[Collected data entries]
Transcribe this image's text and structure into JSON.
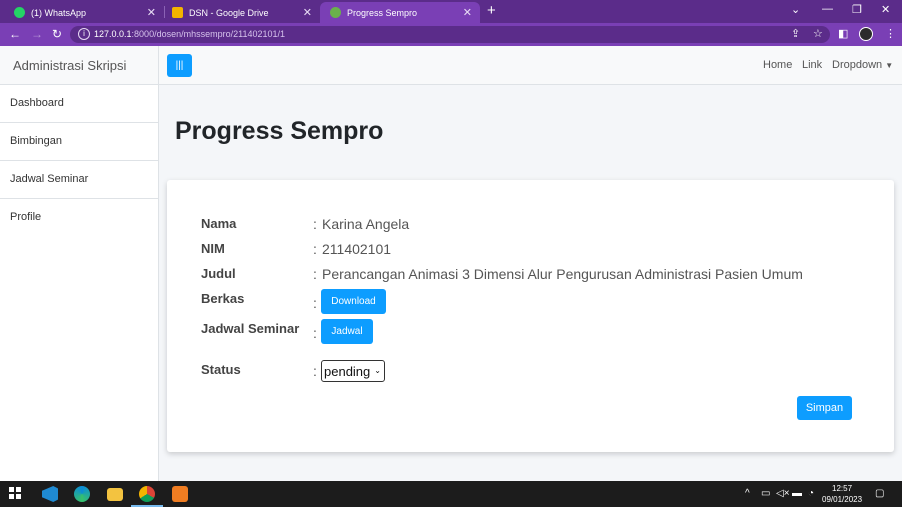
{
  "browser": {
    "tabs": [
      {
        "title": "(1) WhatsApp",
        "color": "#25d366"
      },
      {
        "title": "DSN - Google Drive",
        "color": "#f4b400"
      },
      {
        "title": "Progress Sempro",
        "color": "#6ab04c"
      }
    ],
    "url_host": "127.0.0.1",
    "url_path": ":8000/dosen/mhssempro/211402101/1"
  },
  "app": {
    "brand": "Administrasi Skripsi",
    "sidebar": [
      "Dashboard",
      "Bimbingan",
      "Jadwal Seminar",
      "Profile"
    ],
    "topnav": {
      "home": "Home",
      "link": "Link",
      "dropdown": "Dropdown"
    },
    "page_title": "Progress Sempro",
    "detail": {
      "nama_label": "Nama",
      "nama_value": "Karina Angela",
      "nim_label": "NIM",
      "nim_value": "211402101",
      "judul_label": "Judul",
      "judul_value": "Perancangan Animasi 3 Dimensi Alur Pengurusan Administrasi Pasien Umum",
      "berkas_label": "Berkas",
      "download_button": "Download",
      "jadwal_label": "Jadwal Seminar",
      "jadwal_button": "Jadwal",
      "status_label": "Status",
      "status_value": "pending",
      "separator": ":"
    },
    "save_button": "Simpan"
  },
  "taskbar": {
    "time": "12:57",
    "date": "09/01/2023"
  },
  "colors": {
    "accent": "#0d9dff",
    "browser_frame": "#7a3fb5"
  }
}
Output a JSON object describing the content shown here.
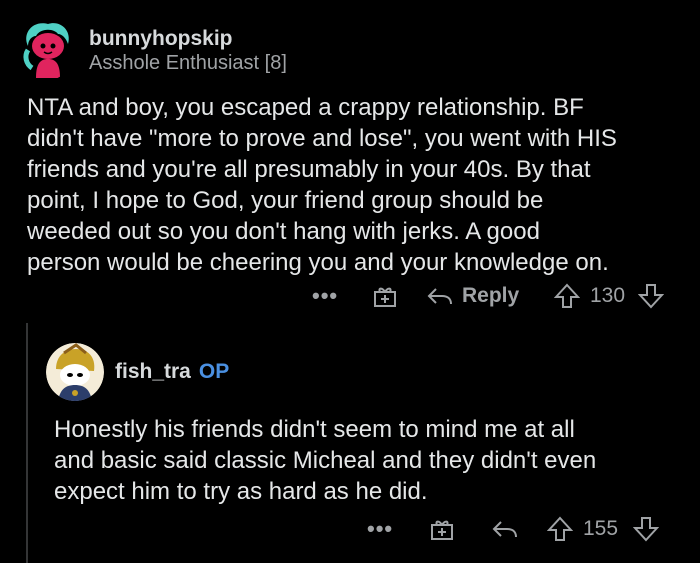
{
  "comments": [
    {
      "author": "bunnyhopskip",
      "flair": "Asshole Enthusiast [8]",
      "lines": [
        "NTA and boy, you escaped a crappy relationship. BF",
        "didn't have \"more to prove and lose\", you went with HIS",
        "friends and you're all presumably in your 40s. By that",
        "point, I hope to God, your friend group should be",
        "weeded out so you don't hang with jerks. A good",
        "person would be cheering you and your knowledge on."
      ],
      "more": "•••",
      "reply_label": "Reply",
      "score": "130"
    },
    {
      "author": "fish_tra",
      "op_badge": "OP",
      "lines": [
        "Honestly his friends didn't seem to mind me at all",
        "and basic said classic Micheal and they didn't even",
        "expect him to try as hard as he did."
      ],
      "more": "•••",
      "score": "155"
    }
  ],
  "colors": {
    "background": "#000000",
    "text": "#e5e7e8",
    "meta": "#a0a3a6",
    "op": "#4a90e2",
    "avatar_pink": "#e0245e",
    "avatar_teal": "#4fd1c5"
  },
  "icons": [
    "more-icon",
    "award-icon",
    "reply-icon",
    "upvote-icon",
    "downvote-icon"
  ]
}
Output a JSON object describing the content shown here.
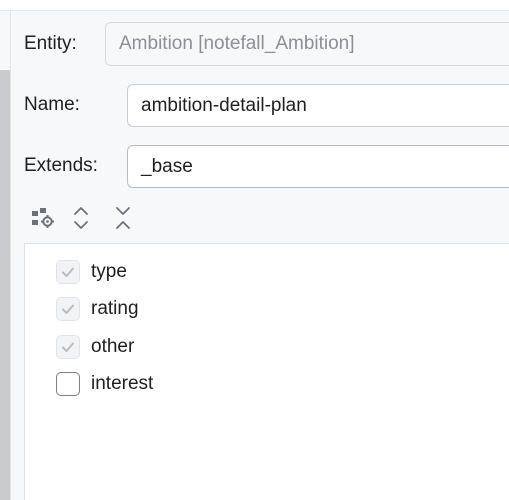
{
  "form": {
    "entity_label": "Entity:",
    "entity_value": "Ambition [notefall_Ambition]",
    "name_label": "Name:",
    "name_value": "ambition-detail-plan",
    "extends_label": "Extends:",
    "extends_value": "_base"
  },
  "toolbar": {
    "icons": [
      "hierarchy-settings-icon",
      "expand-all-icon",
      "collapse-all-icon"
    ]
  },
  "attributes": [
    {
      "label": "type",
      "checked": true,
      "enabled": false
    },
    {
      "label": "rating",
      "checked": true,
      "enabled": false
    },
    {
      "label": "other",
      "checked": true,
      "enabled": false
    },
    {
      "label": "interest",
      "checked": false,
      "enabled": true
    }
  ],
  "colors": {
    "text": "#1f1f1f",
    "muted": "#8c8f94",
    "border": "#c9ccd1",
    "check_disabled": "#b9bcc1"
  }
}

Stated exercise =
Repeat the records above verbatim, with no pictures in the result.

Answer for this exercise =
Transcribe this image's text and structure into JSON.
{
  "browser": {
    "tabs": [
      {
        "title": "(1) WhatsApp",
        "color": "#25d366"
      },
      {
        "title": "DSN - Google Drive",
        "color": "#f4b400"
      },
      {
        "title": "Progress Sempro",
        "color": "#6ab04c"
      }
    ],
    "url_host": "127.0.0.1",
    "url_path": ":8000/dosen/mhssempro/211402101/1"
  },
  "app": {
    "brand": "Administrasi Skripsi",
    "sidebar": [
      "Dashboard",
      "Bimbingan",
      "Jadwal Seminar",
      "Profile"
    ],
    "topnav": {
      "home": "Home",
      "link": "Link",
      "dropdown": "Dropdown"
    },
    "page_title": "Progress Sempro",
    "detail": {
      "nama_label": "Nama",
      "nama_value": "Karina Angela",
      "nim_label": "NIM",
      "nim_value": "211402101",
      "judul_label": "Judul",
      "judul_value": "Perancangan Animasi 3 Dimensi Alur Pengurusan Administrasi Pasien Umum",
      "berkas_label": "Berkas",
      "download_button": "Download",
      "jadwal_label": "Jadwal Seminar",
      "jadwal_button": "Jadwal",
      "status_label": "Status",
      "status_value": "pending",
      "separator": ":"
    },
    "save_button": "Simpan"
  },
  "taskbar": {
    "time": "12:57",
    "date": "09/01/2023"
  },
  "colors": {
    "accent": "#0d9dff",
    "browser_frame": "#7a3fb5"
  }
}
Output a JSON object describing the content shown here.
{
  "comments": [
    {
      "author": "bunnyhopskip",
      "flair": "Asshole Enthusiast [8]",
      "lines": [
        "NTA and boy, you escaped a crappy relationship. BF",
        "didn't have \"more to prove and lose\", you went with HIS",
        "friends and you're all presumably in your 40s. By that",
        "point, I hope to God, your friend group should be",
        "weeded out so you don't hang with jerks. A good",
        "person would be cheering you and your knowledge on."
      ],
      "more": "•••",
      "reply_label": "Reply",
      "score": "130"
    },
    {
      "author": "fish_tra",
      "op_badge": "OP",
      "lines": [
        "Honestly his friends didn't seem to mind me at all",
        "and basic said classic Micheal and they didn't even",
        "expect him to try as hard as he did."
      ],
      "more": "•••",
      "score": "155"
    }
  ],
  "colors": {
    "background": "#000000",
    "text": "#e5e7e8",
    "meta": "#a0a3a6",
    "op": "#4a90e2",
    "avatar_pink": "#e0245e",
    "avatar_teal": "#4fd1c5"
  },
  "icons": [
    "more-icon",
    "award-icon",
    "reply-icon",
    "upvote-icon",
    "downvote-icon"
  ]
}
Output a JSON object describing the content shown here.
{
  "form": {
    "entity_label": "Entity:",
    "entity_value": "Ambition [notefall_Ambition]",
    "name_label": "Name:",
    "name_value": "ambition-detail-plan",
    "extends_label": "Extends:",
    "extends_value": "_base"
  },
  "toolbar": {
    "icons": [
      "hierarchy-settings-icon",
      "expand-all-icon",
      "collapse-all-icon"
    ]
  },
  "attributes": [
    {
      "label": "type",
      "checked": true,
      "enabled": false
    },
    {
      "label": "rating",
      "checked": true,
      "enabled": false
    },
    {
      "label": "other",
      "checked": true,
      "enabled": false
    },
    {
      "label": "interest",
      "checked": false,
      "enabled": true
    }
  ],
  "colors": {
    "text": "#1f1f1f",
    "muted": "#8c8f94",
    "border": "#c9ccd1",
    "check_disabled": "#b9bcc1"
  }
}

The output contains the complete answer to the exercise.